===== MATERIALS PROVIDED

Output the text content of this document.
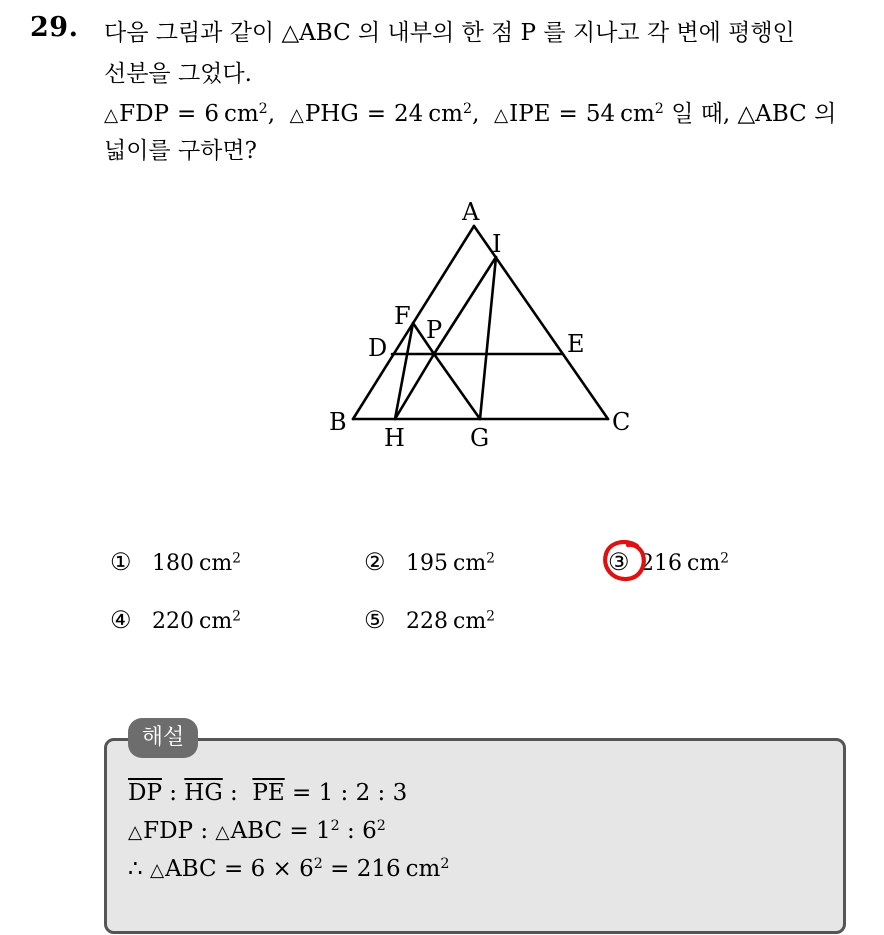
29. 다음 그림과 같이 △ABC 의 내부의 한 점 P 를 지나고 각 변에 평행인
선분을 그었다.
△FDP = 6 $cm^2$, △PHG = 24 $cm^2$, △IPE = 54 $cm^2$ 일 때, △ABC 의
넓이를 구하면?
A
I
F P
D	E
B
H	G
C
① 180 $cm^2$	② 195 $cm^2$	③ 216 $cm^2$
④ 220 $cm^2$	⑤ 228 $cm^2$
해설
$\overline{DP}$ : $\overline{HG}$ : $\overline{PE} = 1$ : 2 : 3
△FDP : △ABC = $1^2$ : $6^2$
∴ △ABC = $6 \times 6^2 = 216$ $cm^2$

==========
===== MATERIALS PROVIDED

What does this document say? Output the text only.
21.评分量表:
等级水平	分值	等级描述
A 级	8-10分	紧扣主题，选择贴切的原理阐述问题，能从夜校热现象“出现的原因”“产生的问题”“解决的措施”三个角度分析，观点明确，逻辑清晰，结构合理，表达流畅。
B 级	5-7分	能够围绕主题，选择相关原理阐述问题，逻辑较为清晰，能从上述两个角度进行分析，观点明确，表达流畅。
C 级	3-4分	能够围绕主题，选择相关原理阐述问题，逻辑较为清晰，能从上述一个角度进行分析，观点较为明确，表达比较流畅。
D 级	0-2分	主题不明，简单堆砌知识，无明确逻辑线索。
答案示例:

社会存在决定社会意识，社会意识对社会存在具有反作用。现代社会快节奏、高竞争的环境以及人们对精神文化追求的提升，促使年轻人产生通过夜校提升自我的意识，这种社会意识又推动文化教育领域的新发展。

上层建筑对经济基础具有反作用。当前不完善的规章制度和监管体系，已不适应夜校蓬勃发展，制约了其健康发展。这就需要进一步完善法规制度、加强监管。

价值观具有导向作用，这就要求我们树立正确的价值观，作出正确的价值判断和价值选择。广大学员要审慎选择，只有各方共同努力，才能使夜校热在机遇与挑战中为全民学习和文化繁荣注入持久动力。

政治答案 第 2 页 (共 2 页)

==========

- STATED EXERCISE -
Show every line from the entries above in which the word "能够围绕主题" appears.

- ANSWER -
B 级	5-7分	能够围绕主题，选择相关原理阐述问题，逻辑较为清晰，能从上述两个角度进行分析，观点明确，表达流畅。
C 级	3-4分	能够围绕主题，选择相关原理阐述问题，逻辑较为清晰，能从上述一个角度进行分析，观点较为明确，表达比较流畅。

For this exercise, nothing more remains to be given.